+++ EXERCISE MATERIALS +++
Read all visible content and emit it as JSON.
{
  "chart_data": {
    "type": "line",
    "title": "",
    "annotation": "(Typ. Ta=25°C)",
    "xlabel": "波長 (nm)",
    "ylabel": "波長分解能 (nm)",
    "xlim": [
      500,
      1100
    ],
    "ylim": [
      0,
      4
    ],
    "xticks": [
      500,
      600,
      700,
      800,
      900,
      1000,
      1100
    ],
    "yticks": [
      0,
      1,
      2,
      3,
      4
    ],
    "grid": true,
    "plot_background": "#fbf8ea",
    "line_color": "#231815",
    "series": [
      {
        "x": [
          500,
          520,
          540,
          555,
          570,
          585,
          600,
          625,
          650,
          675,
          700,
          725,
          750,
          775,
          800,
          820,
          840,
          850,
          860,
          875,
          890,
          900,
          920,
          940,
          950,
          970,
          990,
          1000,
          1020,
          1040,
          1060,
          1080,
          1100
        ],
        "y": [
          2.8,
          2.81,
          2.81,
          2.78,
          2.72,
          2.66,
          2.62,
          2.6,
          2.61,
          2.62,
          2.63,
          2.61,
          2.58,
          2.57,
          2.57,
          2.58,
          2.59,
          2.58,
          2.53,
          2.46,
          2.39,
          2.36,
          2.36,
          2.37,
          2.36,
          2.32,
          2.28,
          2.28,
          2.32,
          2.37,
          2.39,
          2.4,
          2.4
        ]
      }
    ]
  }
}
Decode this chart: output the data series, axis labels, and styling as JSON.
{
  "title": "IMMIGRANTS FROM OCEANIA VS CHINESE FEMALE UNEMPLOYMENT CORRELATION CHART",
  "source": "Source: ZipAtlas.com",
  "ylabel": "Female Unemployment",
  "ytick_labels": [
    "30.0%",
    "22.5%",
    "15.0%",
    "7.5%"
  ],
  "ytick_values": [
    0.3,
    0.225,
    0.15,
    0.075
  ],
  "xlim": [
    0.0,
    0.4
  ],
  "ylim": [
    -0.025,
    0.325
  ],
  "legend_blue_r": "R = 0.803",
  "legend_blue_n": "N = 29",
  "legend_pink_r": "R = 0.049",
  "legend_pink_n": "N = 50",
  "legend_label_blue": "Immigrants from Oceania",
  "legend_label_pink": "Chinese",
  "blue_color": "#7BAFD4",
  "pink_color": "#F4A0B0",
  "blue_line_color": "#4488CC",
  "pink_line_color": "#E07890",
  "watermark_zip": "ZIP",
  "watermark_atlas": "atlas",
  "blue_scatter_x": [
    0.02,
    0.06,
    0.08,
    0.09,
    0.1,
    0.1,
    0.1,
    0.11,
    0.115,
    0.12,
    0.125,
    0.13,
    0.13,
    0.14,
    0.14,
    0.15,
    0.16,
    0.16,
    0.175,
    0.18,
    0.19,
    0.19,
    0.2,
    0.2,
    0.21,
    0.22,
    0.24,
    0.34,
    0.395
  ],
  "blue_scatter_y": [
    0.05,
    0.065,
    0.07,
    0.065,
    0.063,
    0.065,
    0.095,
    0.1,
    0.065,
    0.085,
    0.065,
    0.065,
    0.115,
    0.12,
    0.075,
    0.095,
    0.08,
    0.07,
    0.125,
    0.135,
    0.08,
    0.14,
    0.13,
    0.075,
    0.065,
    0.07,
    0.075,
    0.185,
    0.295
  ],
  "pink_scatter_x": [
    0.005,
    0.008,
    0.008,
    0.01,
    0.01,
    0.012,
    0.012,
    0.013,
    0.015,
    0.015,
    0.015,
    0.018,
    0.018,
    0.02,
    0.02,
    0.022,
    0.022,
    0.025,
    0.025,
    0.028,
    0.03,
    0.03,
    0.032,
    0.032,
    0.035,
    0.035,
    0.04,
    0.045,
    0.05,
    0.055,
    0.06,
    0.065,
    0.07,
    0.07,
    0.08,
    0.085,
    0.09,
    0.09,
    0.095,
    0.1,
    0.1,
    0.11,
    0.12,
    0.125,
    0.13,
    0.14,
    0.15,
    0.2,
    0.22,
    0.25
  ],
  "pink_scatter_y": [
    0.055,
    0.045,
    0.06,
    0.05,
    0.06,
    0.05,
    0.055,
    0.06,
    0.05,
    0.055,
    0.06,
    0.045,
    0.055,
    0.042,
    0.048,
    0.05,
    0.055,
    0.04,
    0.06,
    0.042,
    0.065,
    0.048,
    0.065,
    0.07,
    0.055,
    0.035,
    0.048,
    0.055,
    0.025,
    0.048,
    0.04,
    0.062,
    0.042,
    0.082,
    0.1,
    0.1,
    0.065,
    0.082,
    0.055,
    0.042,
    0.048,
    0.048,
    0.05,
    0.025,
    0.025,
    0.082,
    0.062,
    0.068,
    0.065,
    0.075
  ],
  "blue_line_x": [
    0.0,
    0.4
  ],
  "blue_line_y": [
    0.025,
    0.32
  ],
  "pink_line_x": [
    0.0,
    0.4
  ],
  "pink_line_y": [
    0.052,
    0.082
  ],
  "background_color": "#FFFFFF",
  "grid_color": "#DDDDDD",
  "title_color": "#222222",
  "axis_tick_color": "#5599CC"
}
+++
__TASK DIRECTIONS__:
Copy out every line of the data above, exactly as given.

__FULL RESPONSE__:
Read all visible content and emit it as JSON.
{
  "chart_data": {
    "type": "line",
    "title": "",
    "annotation": "(Typ. Ta=25°C)",
    "xlabel": "波長 (nm)",
    "ylabel": "波長分解能 (nm)",
    "xlim": [
      500,
      1100
    ],
    "ylim": [
      0,
      4
    ],
    "xticks": [
      500,
      600,
      700,
      800,
      900,
      1000,
      1100
    ],
    "yticks": [
      0,
      1,
      2,
      3,
      4
    ],
    "grid": true,
    "plot_background": "#fbf8ea",
    "line_color": "#231815",
    "series": [
      {
        "x": [
          500,
          520,
          540,
          555,
          570,
          585,
          600,
          625,
          650,
          675,
          700,
          725,
          750,
          775,
          800,
          820,
          840,
          850,
          860,
          875,
          890,
          900,
          920,
          940,
          950,
          970,
          990,
          1000,
          1020,
          1040,
          1060,
          1080,
          1100
        ],
        "y": [
          2.8,
          2.81,
          2.81,
          2.78,
          2.72,
          2.66,
          2.62,
          2.6,
          2.61,
          2.62,
          2.63,
          2.61,
          2.58,
          2.57,
          2.57,
          2.58,
          2.59,
          2.58,
          2.53,
          2.46,
          2.39,
          2.36,
          2.36,
          2.37,
          2.36,
          2.32,
          2.28,
          2.28,
          2.32,
          2.37,
          2.39,
          2.4,
          2.4
        ]
      }
    ]
  }
}
Decode this chart: output the data series, axis labels, and styling as JSON.
{
  "title": "IMMIGRANTS FROM OCEANIA VS CHINESE FEMALE UNEMPLOYMENT CORRELATION CHART",
  "source": "Source: ZipAtlas.com",
  "ylabel": "Female Unemployment",
  "ytick_labels": [
    "30.0%",
    "22.5%",
    "15.0%",
    "7.5%"
  ],
  "ytick_values": [
    0.3,
    0.225,
    0.15,
    0.075
  ],
  "xlim": [
    0.0,
    0.4
  ],
  "ylim": [
    -0.025,
    0.325
  ],
  "legend_blue_r": "R = 0.803",
  "legend_blue_n": "N = 29",
  "legend_pink_r": "R = 0.049",
  "legend_pink_n": "N = 50",
  "legend_label_blue": "Immigrants from Oceania",
  "legend_label_pink": "Chinese",
  "blue_color": "#7BAFD4",
  "pink_color": "#F4A0B0",
  "blue_line_color": "#4488CC",
  "pink_line_color": "#E07890",
  "watermark_zip": "ZIP",
  "watermark_atlas": "atlas",
  "blue_scatter_x": [
    0.02,
    0.06,
    0.08,
    0.09,
    0.1,
    0.1,
    0.1,
    0.11,
    0.115,
    0.12,
    0.125,
    0.13,
    0.13,
    0.14,
    0.14,
    0.15,
    0.16,
    0.16,
    0.175,
    0.18,
    0.19,
    0.19,
    0.2,
    0.2,
    0.21,
    0.22,
    0.24,
    0.34,
    0.395
  ],
  "blue_scatter_y": [
    0.05,
    0.065,
    0.07,
    0.065,
    0.063,
    0.065,
    0.095,
    0.1,
    0.065,
    0.085,
    0.065,
    0.065,
    0.115,
    0.12,
    0.075,
    0.095,
    0.08,
    0.07,
    0.125,
    0.135,
    0.08,
    0.14,
    0.13,
    0.075,
    0.065,
    0.07,
    0.075,
    0.185,
    0.295
  ],
  "pink_scatter_x": [
    0.005,
    0.008,
    0.008,
    0.01,
    0.01,
    0.012,
    0.012,
    0.013,
    0.015,
    0.015,
    0.015,
    0.018,
    0.018,
    0.02,
    0.02,
    0.022,
    0.022,
    0.025,
    0.025,
    0.028,
    0.03,
    0.03,
    0.032,
    0.032,
    0.035,
    0.035,
    0.04,
    0.045,
    0.05,
    0.055,
    0.06,
    0.065,
    0.07,
    0.07,
    0.08,
    0.085,
    0.09,
    0.09,
    0.095,
    0.1,
    0.1,
    0.11,
    0.12,
    0.125,
    0.13,
    0.14,
    0.15,
    0.2,
    0.22,
    0.25
  ],
  "pink_scatter_y": [
    0.055,
    0.045,
    0.06,
    0.05,
    0.06,
    0.05,
    0.055,
    0.06,
    0.05,
    0.055,
    0.06,
    0.045,
    0.055,
    0.042,
    0.048,
    0.05,
    0.055,
    0.04,
    0.06,
    0.042,
    0.065,
    0.048,
    0.065,
    0.07,
    0.055,
    0.035,
    0.048,
    0.055,
    0.025,
    0.048,
    0.04,
    0.062,
    0.042,
    0.082,
    0.1,
    0.1,
    0.065,
    0.082,
    0.055,
    0.042,
    0.048,
    0.048,
    0.05,
    0.025,
    0.025,
    0.082,
    0.062,
    0.068,
    0.065,
    0.075
  ],
  "blue_line_x": [
    0.0,
    0.4
  ],
  "blue_line_y": [
    0.025,
    0.32
  ],
  "pink_line_x": [
    0.0,
    0.4
  ],
  "pink_line_y": [
    0.052,
    0.082
  ],
  "background_color": "#FFFFFF",
  "grid_color": "#DDDDDD",
  "title_color": "#222222",
  "axis_tick_color": "#5599CC"
}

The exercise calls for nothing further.